> _Task prompt_: Copy the records verbatim, starting with the first line and continuing through the line containing "chart-b-y-tick-label: 150 —".

______________________________

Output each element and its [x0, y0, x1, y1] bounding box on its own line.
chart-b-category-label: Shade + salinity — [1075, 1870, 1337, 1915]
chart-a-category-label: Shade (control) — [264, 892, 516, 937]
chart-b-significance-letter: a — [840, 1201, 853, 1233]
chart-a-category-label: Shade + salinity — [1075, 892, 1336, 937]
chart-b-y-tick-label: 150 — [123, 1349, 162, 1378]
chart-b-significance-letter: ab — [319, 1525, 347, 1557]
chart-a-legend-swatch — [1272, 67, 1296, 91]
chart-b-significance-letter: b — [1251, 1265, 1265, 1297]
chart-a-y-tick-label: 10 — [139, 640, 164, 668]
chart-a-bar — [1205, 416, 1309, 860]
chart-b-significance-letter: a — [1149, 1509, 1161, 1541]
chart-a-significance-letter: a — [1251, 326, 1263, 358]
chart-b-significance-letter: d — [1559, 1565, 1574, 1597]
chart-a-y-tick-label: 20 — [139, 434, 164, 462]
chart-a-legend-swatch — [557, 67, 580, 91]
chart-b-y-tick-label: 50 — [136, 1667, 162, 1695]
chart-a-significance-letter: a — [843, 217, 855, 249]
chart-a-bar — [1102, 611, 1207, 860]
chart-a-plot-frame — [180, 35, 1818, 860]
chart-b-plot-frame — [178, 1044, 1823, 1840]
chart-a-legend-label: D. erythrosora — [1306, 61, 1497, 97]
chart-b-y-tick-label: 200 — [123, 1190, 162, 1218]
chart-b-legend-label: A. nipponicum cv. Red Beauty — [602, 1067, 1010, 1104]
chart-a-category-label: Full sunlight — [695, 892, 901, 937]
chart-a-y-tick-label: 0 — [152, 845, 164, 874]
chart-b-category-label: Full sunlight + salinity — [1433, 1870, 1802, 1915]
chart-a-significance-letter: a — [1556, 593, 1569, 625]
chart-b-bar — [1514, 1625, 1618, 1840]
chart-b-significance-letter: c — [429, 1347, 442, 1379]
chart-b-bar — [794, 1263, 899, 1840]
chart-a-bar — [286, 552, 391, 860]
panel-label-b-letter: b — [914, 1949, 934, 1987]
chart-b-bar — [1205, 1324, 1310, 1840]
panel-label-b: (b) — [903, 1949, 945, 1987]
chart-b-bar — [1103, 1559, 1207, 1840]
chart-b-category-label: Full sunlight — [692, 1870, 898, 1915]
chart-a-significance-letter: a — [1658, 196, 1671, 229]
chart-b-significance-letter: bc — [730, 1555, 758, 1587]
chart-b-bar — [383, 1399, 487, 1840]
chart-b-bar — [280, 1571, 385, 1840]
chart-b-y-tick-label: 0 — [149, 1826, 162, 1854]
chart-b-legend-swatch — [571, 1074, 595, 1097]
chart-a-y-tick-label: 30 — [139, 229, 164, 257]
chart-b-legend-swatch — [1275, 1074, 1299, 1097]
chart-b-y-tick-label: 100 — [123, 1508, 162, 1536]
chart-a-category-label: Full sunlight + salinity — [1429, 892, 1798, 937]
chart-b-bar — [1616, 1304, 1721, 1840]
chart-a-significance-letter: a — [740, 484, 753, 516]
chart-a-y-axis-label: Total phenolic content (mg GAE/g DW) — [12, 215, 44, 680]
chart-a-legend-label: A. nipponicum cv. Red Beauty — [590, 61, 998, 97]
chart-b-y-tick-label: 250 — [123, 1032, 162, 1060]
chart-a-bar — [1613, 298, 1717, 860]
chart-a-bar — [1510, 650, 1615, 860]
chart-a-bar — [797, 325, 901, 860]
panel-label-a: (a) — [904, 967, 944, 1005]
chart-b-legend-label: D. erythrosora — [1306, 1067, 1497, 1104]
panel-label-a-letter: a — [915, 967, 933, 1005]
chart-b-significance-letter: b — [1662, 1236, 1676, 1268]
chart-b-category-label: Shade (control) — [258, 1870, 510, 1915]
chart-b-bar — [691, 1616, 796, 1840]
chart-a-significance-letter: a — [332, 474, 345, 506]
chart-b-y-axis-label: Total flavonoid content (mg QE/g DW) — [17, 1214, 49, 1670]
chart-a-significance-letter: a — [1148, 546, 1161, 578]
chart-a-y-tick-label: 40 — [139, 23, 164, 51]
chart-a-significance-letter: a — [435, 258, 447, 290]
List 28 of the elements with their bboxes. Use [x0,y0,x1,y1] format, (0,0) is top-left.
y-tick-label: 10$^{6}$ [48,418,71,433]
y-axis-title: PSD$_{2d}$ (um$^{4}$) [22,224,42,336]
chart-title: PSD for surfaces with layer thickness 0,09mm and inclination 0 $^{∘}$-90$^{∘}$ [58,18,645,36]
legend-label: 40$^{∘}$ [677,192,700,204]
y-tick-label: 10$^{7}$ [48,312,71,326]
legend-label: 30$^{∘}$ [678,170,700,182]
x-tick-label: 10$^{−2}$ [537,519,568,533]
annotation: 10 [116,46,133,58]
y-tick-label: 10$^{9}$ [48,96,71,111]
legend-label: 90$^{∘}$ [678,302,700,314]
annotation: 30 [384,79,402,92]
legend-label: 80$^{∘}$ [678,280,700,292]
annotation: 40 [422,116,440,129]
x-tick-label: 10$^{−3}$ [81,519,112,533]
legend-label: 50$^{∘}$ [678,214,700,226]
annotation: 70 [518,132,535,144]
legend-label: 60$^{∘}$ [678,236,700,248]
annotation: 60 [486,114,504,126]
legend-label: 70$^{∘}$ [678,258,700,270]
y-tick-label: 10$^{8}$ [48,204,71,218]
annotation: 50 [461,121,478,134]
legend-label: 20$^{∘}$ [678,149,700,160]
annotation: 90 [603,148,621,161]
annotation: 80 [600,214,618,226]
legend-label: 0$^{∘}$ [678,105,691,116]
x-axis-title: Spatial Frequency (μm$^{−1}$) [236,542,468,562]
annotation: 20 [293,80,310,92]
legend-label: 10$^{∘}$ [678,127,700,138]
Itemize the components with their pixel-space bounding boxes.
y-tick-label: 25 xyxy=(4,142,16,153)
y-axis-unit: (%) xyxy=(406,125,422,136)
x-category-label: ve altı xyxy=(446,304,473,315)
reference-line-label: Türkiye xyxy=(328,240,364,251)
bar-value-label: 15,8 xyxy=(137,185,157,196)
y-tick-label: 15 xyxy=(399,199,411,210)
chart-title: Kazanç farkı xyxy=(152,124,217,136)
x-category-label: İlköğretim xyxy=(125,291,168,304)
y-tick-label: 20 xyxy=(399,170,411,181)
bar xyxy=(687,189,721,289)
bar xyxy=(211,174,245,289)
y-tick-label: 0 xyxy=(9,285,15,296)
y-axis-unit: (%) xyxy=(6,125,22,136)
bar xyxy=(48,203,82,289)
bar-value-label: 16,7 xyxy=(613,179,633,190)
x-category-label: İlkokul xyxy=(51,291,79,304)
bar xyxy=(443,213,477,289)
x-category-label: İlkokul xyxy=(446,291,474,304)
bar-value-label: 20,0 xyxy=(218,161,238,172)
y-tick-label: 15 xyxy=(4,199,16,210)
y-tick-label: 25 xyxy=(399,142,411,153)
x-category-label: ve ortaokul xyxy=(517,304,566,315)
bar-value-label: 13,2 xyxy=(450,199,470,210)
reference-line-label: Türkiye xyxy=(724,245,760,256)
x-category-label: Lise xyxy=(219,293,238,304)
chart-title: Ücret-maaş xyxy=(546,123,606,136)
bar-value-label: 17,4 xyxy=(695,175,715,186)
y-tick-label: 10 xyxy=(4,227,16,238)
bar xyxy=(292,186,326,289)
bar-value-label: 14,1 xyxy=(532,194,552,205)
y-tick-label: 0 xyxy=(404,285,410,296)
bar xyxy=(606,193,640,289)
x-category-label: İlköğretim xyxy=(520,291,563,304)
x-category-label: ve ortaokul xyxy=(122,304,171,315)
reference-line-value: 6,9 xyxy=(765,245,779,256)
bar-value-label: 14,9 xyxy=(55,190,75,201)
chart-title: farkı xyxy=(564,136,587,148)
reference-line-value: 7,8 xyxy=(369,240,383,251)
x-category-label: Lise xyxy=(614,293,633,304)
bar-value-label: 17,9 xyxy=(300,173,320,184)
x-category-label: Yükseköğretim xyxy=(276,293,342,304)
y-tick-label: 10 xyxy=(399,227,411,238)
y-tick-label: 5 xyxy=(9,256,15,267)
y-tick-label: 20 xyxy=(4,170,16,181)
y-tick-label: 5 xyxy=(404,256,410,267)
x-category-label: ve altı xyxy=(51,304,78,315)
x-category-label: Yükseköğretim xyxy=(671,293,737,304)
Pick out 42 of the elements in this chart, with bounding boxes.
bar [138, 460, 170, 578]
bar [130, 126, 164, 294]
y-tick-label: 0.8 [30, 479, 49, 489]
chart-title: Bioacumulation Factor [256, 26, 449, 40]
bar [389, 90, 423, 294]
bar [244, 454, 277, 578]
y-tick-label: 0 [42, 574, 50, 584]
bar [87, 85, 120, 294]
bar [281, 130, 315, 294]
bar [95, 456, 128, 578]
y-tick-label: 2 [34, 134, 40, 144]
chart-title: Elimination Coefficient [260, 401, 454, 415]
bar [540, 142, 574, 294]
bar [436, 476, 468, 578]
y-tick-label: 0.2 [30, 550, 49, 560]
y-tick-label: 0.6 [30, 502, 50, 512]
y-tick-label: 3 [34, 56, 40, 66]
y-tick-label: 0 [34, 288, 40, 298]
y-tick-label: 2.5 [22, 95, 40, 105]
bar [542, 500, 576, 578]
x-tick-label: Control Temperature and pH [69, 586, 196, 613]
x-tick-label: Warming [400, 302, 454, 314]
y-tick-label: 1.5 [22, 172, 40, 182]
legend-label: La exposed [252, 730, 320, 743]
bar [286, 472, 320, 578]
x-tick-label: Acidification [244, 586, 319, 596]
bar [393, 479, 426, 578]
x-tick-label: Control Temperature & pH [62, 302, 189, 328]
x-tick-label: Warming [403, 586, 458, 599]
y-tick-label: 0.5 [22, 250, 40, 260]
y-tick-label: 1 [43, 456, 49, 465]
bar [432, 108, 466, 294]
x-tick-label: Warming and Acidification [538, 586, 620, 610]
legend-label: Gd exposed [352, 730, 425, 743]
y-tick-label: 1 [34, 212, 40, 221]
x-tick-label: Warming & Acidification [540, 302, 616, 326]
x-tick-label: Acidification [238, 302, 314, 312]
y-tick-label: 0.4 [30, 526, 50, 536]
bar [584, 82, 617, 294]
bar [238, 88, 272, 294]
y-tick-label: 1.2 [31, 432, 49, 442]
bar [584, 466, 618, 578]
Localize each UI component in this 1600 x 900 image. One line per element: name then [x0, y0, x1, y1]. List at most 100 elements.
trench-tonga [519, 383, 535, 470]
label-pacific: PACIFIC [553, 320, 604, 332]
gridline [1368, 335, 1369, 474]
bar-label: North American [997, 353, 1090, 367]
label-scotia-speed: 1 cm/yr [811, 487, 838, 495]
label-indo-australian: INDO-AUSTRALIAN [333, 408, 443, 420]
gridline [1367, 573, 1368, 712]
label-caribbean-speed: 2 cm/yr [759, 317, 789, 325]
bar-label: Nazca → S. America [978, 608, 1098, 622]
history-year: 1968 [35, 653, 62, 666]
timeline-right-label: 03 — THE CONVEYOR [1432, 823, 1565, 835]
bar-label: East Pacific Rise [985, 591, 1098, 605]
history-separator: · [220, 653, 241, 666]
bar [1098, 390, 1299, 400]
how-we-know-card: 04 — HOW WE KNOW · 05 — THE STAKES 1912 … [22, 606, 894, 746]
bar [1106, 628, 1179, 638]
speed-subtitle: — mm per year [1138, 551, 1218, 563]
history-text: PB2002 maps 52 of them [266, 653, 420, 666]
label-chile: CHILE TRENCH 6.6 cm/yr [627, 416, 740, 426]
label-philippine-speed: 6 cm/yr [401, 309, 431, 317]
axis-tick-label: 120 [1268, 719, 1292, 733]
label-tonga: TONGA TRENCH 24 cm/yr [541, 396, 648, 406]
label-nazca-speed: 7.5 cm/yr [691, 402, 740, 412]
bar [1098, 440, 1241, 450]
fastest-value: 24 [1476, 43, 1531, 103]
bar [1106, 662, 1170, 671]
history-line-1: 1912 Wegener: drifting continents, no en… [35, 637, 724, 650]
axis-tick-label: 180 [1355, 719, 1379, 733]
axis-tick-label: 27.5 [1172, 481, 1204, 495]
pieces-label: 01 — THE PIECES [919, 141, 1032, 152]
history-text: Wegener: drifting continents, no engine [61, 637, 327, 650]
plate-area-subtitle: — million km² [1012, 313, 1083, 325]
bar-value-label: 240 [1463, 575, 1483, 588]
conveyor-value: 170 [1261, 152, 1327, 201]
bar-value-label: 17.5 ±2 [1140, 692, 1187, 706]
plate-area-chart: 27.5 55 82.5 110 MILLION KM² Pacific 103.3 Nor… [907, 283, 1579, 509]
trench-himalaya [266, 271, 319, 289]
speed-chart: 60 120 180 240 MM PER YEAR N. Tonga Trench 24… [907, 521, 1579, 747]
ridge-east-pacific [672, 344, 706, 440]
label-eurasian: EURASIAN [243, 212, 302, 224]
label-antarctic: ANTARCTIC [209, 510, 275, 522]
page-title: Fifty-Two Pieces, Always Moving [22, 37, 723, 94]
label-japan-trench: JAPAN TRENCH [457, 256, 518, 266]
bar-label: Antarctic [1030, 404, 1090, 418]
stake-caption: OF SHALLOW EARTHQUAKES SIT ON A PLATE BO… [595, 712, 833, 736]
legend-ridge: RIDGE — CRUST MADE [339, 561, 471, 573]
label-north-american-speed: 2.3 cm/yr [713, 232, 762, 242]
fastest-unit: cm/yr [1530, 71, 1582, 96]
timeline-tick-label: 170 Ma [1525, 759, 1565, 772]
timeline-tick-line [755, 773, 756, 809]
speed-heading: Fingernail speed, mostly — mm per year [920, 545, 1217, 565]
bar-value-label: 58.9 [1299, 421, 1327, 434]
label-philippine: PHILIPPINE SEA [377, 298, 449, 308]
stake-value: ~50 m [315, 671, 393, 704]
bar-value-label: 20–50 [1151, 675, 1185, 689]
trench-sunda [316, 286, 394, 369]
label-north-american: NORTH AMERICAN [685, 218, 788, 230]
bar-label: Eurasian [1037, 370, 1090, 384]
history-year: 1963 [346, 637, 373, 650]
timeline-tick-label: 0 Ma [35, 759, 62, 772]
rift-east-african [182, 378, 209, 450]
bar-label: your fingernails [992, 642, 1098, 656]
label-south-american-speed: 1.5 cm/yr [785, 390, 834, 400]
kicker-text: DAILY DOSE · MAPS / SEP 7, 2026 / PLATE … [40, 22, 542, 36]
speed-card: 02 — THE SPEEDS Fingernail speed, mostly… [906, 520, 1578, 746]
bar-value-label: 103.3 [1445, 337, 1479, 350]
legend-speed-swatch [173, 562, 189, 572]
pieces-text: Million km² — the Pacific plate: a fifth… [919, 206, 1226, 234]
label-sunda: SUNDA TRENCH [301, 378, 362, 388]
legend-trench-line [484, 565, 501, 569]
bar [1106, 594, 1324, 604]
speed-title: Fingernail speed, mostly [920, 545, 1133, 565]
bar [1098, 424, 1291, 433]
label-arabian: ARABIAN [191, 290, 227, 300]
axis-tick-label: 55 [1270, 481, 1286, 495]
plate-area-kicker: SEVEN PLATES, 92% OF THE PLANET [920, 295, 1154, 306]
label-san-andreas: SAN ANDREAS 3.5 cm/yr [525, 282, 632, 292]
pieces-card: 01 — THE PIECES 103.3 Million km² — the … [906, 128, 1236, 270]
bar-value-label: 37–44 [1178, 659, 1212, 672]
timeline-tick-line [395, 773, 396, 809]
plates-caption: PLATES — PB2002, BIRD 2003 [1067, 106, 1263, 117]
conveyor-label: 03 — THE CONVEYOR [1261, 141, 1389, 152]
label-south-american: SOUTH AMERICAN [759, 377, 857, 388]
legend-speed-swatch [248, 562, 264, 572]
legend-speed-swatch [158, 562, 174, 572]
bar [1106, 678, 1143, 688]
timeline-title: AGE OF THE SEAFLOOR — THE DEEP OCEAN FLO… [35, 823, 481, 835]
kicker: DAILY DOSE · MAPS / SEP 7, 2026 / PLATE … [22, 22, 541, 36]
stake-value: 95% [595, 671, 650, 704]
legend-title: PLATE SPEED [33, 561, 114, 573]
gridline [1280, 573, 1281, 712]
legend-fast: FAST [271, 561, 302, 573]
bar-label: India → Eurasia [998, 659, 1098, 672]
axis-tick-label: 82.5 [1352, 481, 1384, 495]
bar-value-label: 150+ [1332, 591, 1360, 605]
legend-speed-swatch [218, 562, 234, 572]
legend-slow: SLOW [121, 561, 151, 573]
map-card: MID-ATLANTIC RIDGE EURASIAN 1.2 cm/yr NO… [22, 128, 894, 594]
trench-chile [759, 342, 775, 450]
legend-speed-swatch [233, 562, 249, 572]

______________________________

> _Completed task_:
Output each element and its [x0, y0, x1, y1] bounding box on its own line.
chart-b-category-label: Shade + salinity — [1075, 1870, 1337, 1915]
chart-a-category-label: Shade (control) — [264, 892, 516, 937]
chart-b-significance-letter: a — [840, 1201, 853, 1233]
chart-a-category-label: Shade + salinity — [1075, 892, 1336, 937]
chart-b-y-tick-label: 150 — [123, 1349, 162, 1378]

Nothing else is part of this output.